→ **Stated goal**: Extract every line that contains the string "Finger".

** Start The input **

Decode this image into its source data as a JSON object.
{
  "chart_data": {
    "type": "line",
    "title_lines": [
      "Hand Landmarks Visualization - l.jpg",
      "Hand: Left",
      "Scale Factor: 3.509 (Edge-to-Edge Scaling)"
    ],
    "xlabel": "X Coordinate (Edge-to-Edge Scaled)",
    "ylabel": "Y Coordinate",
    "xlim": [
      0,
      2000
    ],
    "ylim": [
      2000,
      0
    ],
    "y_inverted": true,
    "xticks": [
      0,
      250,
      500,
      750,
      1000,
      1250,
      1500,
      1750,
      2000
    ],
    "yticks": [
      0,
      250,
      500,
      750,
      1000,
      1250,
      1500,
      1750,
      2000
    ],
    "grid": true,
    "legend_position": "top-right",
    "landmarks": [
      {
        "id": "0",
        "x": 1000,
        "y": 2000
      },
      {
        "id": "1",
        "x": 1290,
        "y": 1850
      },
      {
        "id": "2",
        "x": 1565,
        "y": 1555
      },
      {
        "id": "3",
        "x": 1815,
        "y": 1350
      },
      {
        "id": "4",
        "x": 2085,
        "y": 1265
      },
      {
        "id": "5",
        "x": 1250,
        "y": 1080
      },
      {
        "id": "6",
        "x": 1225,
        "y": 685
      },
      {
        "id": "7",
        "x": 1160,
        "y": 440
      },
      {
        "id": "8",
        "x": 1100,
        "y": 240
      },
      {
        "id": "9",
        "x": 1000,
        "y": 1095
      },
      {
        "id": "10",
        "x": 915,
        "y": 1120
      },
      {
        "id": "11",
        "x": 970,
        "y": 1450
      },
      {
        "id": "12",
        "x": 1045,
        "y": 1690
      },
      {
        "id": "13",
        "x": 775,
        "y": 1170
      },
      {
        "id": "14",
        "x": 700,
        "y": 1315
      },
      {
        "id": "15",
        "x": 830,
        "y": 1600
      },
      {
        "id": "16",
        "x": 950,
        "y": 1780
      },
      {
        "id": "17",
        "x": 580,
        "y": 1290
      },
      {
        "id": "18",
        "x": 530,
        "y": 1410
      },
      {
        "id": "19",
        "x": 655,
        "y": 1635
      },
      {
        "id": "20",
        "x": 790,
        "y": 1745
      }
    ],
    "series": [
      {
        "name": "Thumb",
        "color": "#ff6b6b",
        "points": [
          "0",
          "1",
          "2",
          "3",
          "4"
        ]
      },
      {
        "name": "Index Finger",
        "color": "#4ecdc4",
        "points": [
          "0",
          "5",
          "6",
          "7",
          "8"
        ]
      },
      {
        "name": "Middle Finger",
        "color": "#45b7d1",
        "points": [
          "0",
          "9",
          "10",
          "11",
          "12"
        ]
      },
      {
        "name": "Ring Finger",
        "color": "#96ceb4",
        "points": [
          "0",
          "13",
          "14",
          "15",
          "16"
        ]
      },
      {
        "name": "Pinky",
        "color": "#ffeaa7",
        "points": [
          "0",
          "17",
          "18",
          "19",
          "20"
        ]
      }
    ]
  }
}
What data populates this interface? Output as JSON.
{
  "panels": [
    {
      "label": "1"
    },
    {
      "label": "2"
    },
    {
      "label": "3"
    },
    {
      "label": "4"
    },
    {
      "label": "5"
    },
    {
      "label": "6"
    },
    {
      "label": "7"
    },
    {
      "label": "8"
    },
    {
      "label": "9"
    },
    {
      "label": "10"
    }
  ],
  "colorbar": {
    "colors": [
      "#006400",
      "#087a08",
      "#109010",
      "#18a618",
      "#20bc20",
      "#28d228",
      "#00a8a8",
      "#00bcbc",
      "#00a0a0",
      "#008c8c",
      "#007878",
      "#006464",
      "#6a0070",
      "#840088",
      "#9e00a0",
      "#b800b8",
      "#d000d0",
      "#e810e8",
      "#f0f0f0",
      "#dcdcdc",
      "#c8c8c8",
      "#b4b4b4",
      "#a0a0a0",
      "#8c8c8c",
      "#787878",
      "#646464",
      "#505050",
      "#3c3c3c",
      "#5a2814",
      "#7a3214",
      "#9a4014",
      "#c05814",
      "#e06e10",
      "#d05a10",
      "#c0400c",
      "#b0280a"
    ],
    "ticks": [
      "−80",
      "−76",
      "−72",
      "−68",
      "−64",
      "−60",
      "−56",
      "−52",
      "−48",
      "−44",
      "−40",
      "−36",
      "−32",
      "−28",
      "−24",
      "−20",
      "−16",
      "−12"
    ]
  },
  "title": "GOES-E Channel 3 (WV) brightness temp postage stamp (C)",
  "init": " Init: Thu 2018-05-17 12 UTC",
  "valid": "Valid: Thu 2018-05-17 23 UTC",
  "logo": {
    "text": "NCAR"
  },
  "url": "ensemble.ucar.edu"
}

** End The input **

→ **Response to this task**:
        "name": "Index Finger",
        "name": "Middle Finger",
        "name": "Ring Finger",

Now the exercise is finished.